[start of Data for this task]
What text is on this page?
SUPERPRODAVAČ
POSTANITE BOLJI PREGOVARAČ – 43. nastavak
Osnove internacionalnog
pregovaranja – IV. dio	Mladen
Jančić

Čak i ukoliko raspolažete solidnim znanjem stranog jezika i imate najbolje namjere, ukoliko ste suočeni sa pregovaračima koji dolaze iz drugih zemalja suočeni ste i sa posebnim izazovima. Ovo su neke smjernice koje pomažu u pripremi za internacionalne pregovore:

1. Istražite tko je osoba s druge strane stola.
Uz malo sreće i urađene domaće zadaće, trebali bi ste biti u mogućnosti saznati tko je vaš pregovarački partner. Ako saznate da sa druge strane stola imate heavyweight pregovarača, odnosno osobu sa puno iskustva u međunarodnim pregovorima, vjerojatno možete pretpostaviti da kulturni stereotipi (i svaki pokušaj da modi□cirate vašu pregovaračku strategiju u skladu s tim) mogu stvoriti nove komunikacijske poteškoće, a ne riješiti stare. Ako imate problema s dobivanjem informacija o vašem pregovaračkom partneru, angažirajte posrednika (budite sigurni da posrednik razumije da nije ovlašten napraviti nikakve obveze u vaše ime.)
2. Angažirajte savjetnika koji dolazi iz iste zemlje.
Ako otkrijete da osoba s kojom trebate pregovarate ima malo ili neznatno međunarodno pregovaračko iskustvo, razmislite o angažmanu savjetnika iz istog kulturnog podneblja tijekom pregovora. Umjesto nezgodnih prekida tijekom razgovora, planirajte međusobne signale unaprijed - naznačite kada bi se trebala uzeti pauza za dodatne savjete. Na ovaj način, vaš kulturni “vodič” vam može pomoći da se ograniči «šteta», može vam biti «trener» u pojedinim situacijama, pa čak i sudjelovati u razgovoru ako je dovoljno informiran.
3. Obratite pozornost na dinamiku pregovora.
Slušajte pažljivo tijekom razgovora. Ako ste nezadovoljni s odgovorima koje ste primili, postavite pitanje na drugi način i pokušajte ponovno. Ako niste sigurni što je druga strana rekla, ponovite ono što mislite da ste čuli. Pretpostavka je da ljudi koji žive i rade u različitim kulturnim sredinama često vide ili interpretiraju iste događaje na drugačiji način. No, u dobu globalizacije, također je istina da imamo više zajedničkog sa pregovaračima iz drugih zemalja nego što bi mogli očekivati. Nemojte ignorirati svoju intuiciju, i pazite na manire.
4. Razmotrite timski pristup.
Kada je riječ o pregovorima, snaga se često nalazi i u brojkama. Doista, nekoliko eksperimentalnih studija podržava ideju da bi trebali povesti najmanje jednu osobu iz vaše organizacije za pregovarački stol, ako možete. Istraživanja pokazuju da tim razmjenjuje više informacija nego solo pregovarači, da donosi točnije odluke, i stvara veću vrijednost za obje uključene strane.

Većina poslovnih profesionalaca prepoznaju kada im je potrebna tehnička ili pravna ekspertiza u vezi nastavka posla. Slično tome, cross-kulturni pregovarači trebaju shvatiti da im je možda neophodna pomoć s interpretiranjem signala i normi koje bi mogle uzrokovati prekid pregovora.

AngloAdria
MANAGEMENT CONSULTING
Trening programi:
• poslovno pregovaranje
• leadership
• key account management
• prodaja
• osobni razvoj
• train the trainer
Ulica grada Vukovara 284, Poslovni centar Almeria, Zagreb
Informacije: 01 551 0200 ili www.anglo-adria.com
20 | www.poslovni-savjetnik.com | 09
[end of Data for this task]
To be done.
Report only the number of lines in the listing that contain the word "stola".

Task response.
2